··· Data for the task ···

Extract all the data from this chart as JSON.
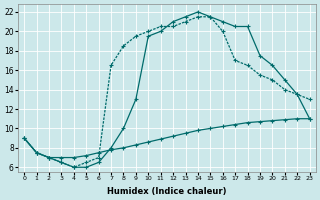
{
  "title": "",
  "xlabel": "Humidex (Indice chaleur)",
  "ylabel": "",
  "xlim": [
    -0.5,
    23.5
  ],
  "ylim": [
    5.5,
    22.8
  ],
  "xticks": [
    0,
    1,
    2,
    3,
    4,
    5,
    6,
    7,
    8,
    9,
    10,
    11,
    12,
    13,
    14,
    15,
    16,
    17,
    18,
    19,
    20,
    21,
    22,
    23
  ],
  "yticks": [
    6,
    8,
    10,
    12,
    14,
    16,
    18,
    20,
    22
  ],
  "bg_color": "#cce8ea",
  "line_color": "#006b6b",
  "line1_x": [
    0,
    1,
    2,
    3,
    4,
    5,
    6,
    7,
    8,
    9,
    10,
    11,
    12,
    13,
    14,
    15,
    16,
    17,
    18,
    19,
    20,
    21,
    22,
    23
  ],
  "line1_y": [
    9.0,
    7.5,
    7.0,
    7.0,
    7.0,
    7.2,
    7.5,
    7.8,
    8.0,
    8.3,
    8.6,
    8.9,
    9.2,
    9.5,
    9.8,
    10.0,
    10.2,
    10.4,
    10.6,
    10.7,
    10.8,
    10.9,
    11.0,
    11.0
  ],
  "line2_x": [
    0,
    1,
    2,
    3,
    4,
    5,
    6,
    7,
    8,
    9,
    10,
    11,
    12,
    13,
    14,
    15,
    16,
    17,
    18,
    19,
    20,
    21,
    22,
    23
  ],
  "line2_y": [
    9.0,
    7.5,
    7.0,
    6.5,
    6.0,
    6.5,
    7.0,
    16.5,
    18.5,
    19.5,
    20.0,
    20.5,
    20.5,
    21.0,
    21.5,
    21.5,
    20.0,
    17.0,
    16.5,
    15.5,
    15.0,
    14.0,
    13.5,
    13.0
  ],
  "line3_x": [
    0,
    1,
    2,
    3,
    4,
    5,
    6,
    7,
    8,
    9,
    10,
    11,
    12,
    13,
    14,
    15,
    16,
    17,
    18,
    19,
    20,
    21,
    22,
    23
  ],
  "line3_y": [
    9.0,
    7.5,
    7.0,
    6.5,
    6.0,
    6.0,
    6.5,
    8.0,
    10.0,
    13.0,
    19.5,
    20.0,
    21.0,
    21.5,
    22.0,
    21.5,
    21.0,
    20.5,
    20.5,
    17.5,
    16.5,
    15.0,
    13.5,
    11.0
  ]
}
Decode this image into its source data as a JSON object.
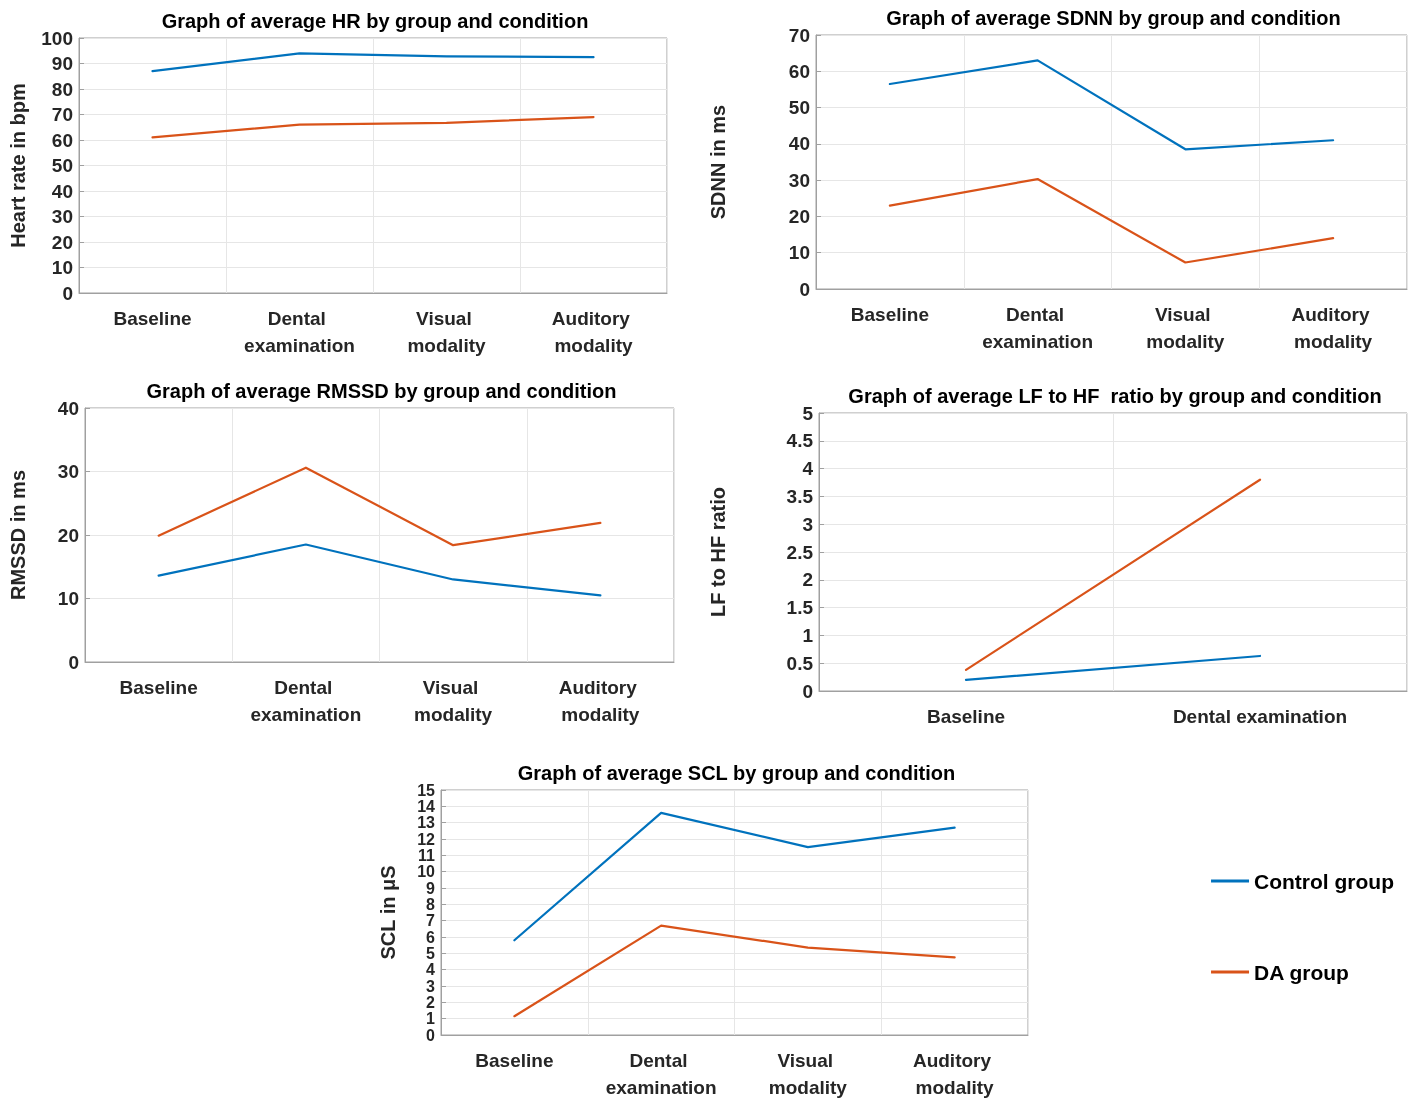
{
  "chart_data": [
    {
      "type": "line",
      "title": "Graph of average HR by group and condition",
      "ylabel": "Heart rate in bpm",
      "categories": [
        "Baseline",
        "Dental examination",
        "Visual modality",
        "Auditory modality"
      ],
      "series": [
        {
          "color": "#0072bd",
          "values": [
            87,
            94,
            92.8,
            92.5
          ]
        },
        {
          "color": "#d95319",
          "values": [
            61,
            66,
            66.7,
            69
          ]
        }
      ],
      "ylim": [
        0,
        100
      ],
      "yticks": [
        0,
        10,
        20,
        30,
        40,
        50,
        60,
        70,
        80,
        90,
        100
      ],
      "grid": true,
      "legend": false,
      "marker": "none",
      "line_style": "solid"
    },
    {
      "type": "line",
      "title": "Graph of average SDNN by group and condition",
      "ylabel": "SDNN in ms",
      "categories": [
        "Baseline",
        "Dental examination",
        "Visual modality",
        "Auditory modality"
      ],
      "series": [
        {
          "color": "#0072bd",
          "values": [
            56.5,
            63,
            38.5,
            41
          ]
        },
        {
          "color": "#d95319",
          "values": [
            23,
            30.3,
            7.3,
            14
          ]
        }
      ],
      "ylim": [
        0,
        70
      ],
      "yticks": [
        0,
        10,
        20,
        30,
        40,
        50,
        60,
        70
      ],
      "grid": true,
      "legend": false,
      "marker": "none",
      "line_style": "solid"
    },
    {
      "type": "line",
      "title": "Graph of average RMSSD by group and condition",
      "ylabel": "RMSSD in ms",
      "categories": [
        "Baseline",
        "Dental examination",
        "Visual modality",
        "Auditory modality"
      ],
      "series": [
        {
          "color": "#0072bd",
          "values": [
            13.6,
            18.5,
            13,
            10.5
          ]
        },
        {
          "color": "#d95319",
          "values": [
            19.9,
            30.6,
            18.4,
            21.9
          ]
        }
      ],
      "ylim": [
        0,
        40
      ],
      "yticks": [
        0,
        10,
        20,
        30,
        40
      ],
      "grid": true,
      "legend": false,
      "marker": "none",
      "line_style": "solid"
    },
    {
      "type": "line",
      "title": "Graph of average LF to HF  ratio by group and condition",
      "ylabel": "LF to HF ratio",
      "categories": [
        "Baseline",
        "Dental examination"
      ],
      "series": [
        {
          "color": "#0072bd",
          "values": [
            0.2,
            0.63
          ]
        },
        {
          "color": "#d95319",
          "values": [
            0.38,
            3.8
          ]
        }
      ],
      "ylim": [
        0,
        5
      ],
      "yticks": [
        0,
        0.5,
        1,
        1.5,
        2,
        2.5,
        3,
        3.5,
        4,
        4.5,
        5
      ],
      "grid": true,
      "legend": false,
      "marker": "none",
      "line_style": "solid"
    },
    {
      "type": "line",
      "title": "Graph of average SCL by group and condition",
      "ylabel": "SCL in μS",
      "categories": [
        "Baseline",
        "Dental examination",
        "Visual modality",
        "Auditory modality"
      ],
      "series": [
        {
          "name": "Control group",
          "color": "#0072bd",
          "values": [
            5.8,
            13.6,
            11.5,
            12.7
          ]
        },
        {
          "name": "DA group",
          "color": "#d95319",
          "values": [
            1.15,
            6.7,
            5.35,
            4.75
          ]
        }
      ],
      "ylim": [
        0,
        15
      ],
      "yticks": [
        0,
        1,
        2,
        3,
        4,
        5,
        6,
        7,
        8,
        9,
        10,
        11,
        12,
        13,
        14,
        15
      ],
      "grid": true,
      "legend": "right",
      "marker": "none",
      "line_style": "solid"
    }
  ]
}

···

Exercise details
Restate the listing above word for word, and skip the pictures.

Expected answer
Extract all the data from this chart as JSON.
{
  "title": "",
  "xlabel": "Humidex (Indice chaleur)",
  "ylabel": "",
  "xlim": [
    -0.5,
    23.5
  ],
  "ylim": [
    5.5,
    22.8
  ],
  "xticks": [
    0,
    1,
    2,
    3,
    4,
    5,
    6,
    7,
    8,
    9,
    10,
    11,
    12,
    13,
    14,
    15,
    16,
    17,
    18,
    19,
    20,
    21,
    22,
    23
  ],
  "yticks": [
    6,
    8,
    10,
    12,
    14,
    16,
    18,
    20,
    22
  ],
  "bg_color": "#cce8ea",
  "line_color": "#006b6b",
  "line1_x": [
    0,
    1,
    2,
    3,
    4,
    5,
    6,
    7,
    8,
    9,
    10,
    11,
    12,
    13,
    14,
    15,
    16,
    17,
    18,
    19,
    20,
    21,
    22,
    23
  ],
  "line1_y": [
    9.0,
    7.5,
    7.0,
    7.0,
    7.0,
    7.2,
    7.5,
    7.8,
    8.0,
    8.3,
    8.6,
    8.9,
    9.2,
    9.5,
    9.8,
    10.0,
    10.2,
    10.4,
    10.6,
    10.7,
    10.8,
    10.9,
    11.0,
    11.0
  ],
  "line2_x": [
    0,
    1,
    2,
    3,
    4,
    5,
    6,
    7,
    8,
    9,
    10,
    11,
    12,
    13,
    14,
    15,
    16,
    17,
    18,
    19,
    20,
    21,
    22,
    23
  ],
  "line2_y": [
    9.0,
    7.5,
    7.0,
    6.5,
    6.0,
    6.5,
    7.0,
    16.5,
    18.5,
    19.5,
    20.0,
    20.5,
    20.5,
    21.0,
    21.5,
    21.5,
    20.0,
    17.0,
    16.5,
    15.5,
    15.0,
    14.0,
    13.5,
    13.0
  ],
  "line3_x": [
    0,
    1,
    2,
    3,
    4,
    5,
    6,
    7,
    8,
    9,
    10,
    11,
    12,
    13,
    14,
    15,
    16,
    17,
    18,
    19,
    20,
    21,
    22,
    23
  ],
  "line3_y": [
    9.0,
    7.5,
    7.0,
    6.5,
    6.0,
    6.0,
    6.5,
    8.0,
    10.0,
    13.0,
    19.5,
    20.0,
    21.0,
    21.5,
    22.0,
    21.5,
    21.0,
    20.5,
    20.5,
    17.5,
    16.5,
    15.0,
    13.5,
    11.0
  ]
}
Decode this image into its source data as a JSON object.
{
  "chart_data": [
    {
      "type": "line",
      "title": "Graph of average HR by group and condition",
      "ylabel": "Heart rate in bpm",
      "categories": [
        "Baseline",
        "Dental examination",
        "Visual modality",
        "Auditory modality"
      ],
      "series": [
        {
          "color": "#0072bd",
          "values": [
            87,
            94,
            92.8,
            92.5
          ]
        },
        {
          "color": "#d95319",
          "values": [
            61,
            66,
            66.7,
            69
          ]
        }
      ],
      "ylim": [
        0,
        100
      ],
      "yticks": [
        0,
        10,
        20,
        30,
        40,
        50,
        60,
        70,
        80,
        90,
        100
      ],
      "grid": true,
      "legend": false,
      "marker": "none",
      "line_style": "solid"
    },
    {
      "type": "line",
      "title": "Graph of average SDNN by group and condition",
      "ylabel": "SDNN in ms",
      "categories": [
        "Baseline",
        "Dental examination",
        "Visual modality",
        "Auditory modality"
      ],
      "series": [
        {
          "color": "#0072bd",
          "values": [
            56.5,
            63,
            38.5,
            41
          ]
        },
        {
          "color": "#d95319",
          "values": [
            23,
            30.3,
            7.3,
            14
          ]
        }
      ],
      "ylim": [
        0,
        70
      ],
      "yticks": [
        0,
        10,
        20,
        30,
        40,
        50,
        60,
        70
      ],
      "grid": true,
      "legend": false,
      "marker": "none",
      "line_style": "solid"
    },
    {
      "type": "line",
      "title": "Graph of average RMSSD by group and condition",
      "ylabel": "RMSSD in ms",
      "categories": [
        "Baseline",
        "Dental examination",
        "Visual modality",
        "Auditory modality"
      ],
      "series": [
        {
          "color": "#0072bd",
          "values": [
            13.6,
            18.5,
            13,
            10.5
          ]
        },
        {
          "color": "#d95319",
          "values": [
            19.9,
            30.6,
            18.4,
            21.9
          ]
        }
      ],
      "ylim": [
        0,
        40
      ],
      "yticks": [
        0,
        10,
        20,
        30,
        40
      ],
      "grid": true,
      "legend": false,
      "marker": "none",
      "line_style": "solid"
    },
    {
      "type": "line",
      "title": "Graph of average LF to HF  ratio by group and condition",
      "ylabel": "LF to HF ratio",
      "categories": [
        "Baseline",
        "Dental examination"
      ],
      "series": [
        {
          "color": "#0072bd",
          "values": [
            0.2,
            0.63
          ]
        },
        {
          "color": "#d95319",
          "values": [
            0.38,
            3.8
          ]
        }
      ],
      "ylim": [
        0,
        5
      ],
      "yticks": [
        0,
        0.5,
        1,
        1.5,
        2,
        2.5,
        3,
        3.5,
        4,
        4.5,
        5
      ],
      "grid": true,
      "legend": false,
      "marker": "none",
      "line_style": "solid"
    },
    {
      "type": "line",
      "title": "Graph of average SCL by group and condition",
      "ylabel": "SCL in μS",
      "categories": [
        "Baseline",
        "Dental examination",
        "Visual modality",
        "Auditory modality"
      ],
      "series": [
        {
          "name": "Control group",
          "color": "#0072bd",
          "values": [
            5.8,
            13.6,
            11.5,
            12.7
          ]
        },
        {
          "name": "DA group",
          "color": "#d95319",
          "values": [
            1.15,
            6.7,
            5.35,
            4.75
          ]
        }
      ],
      "ylim": [
        0,
        15
      ],
      "yticks": [
        0,
        1,
        2,
        3,
        4,
        5,
        6,
        7,
        8,
        9,
        10,
        11,
        12,
        13,
        14,
        15
      ],
      "grid": true,
      "legend": "right",
      "marker": "none",
      "line_style": "solid"
    }
  ]
}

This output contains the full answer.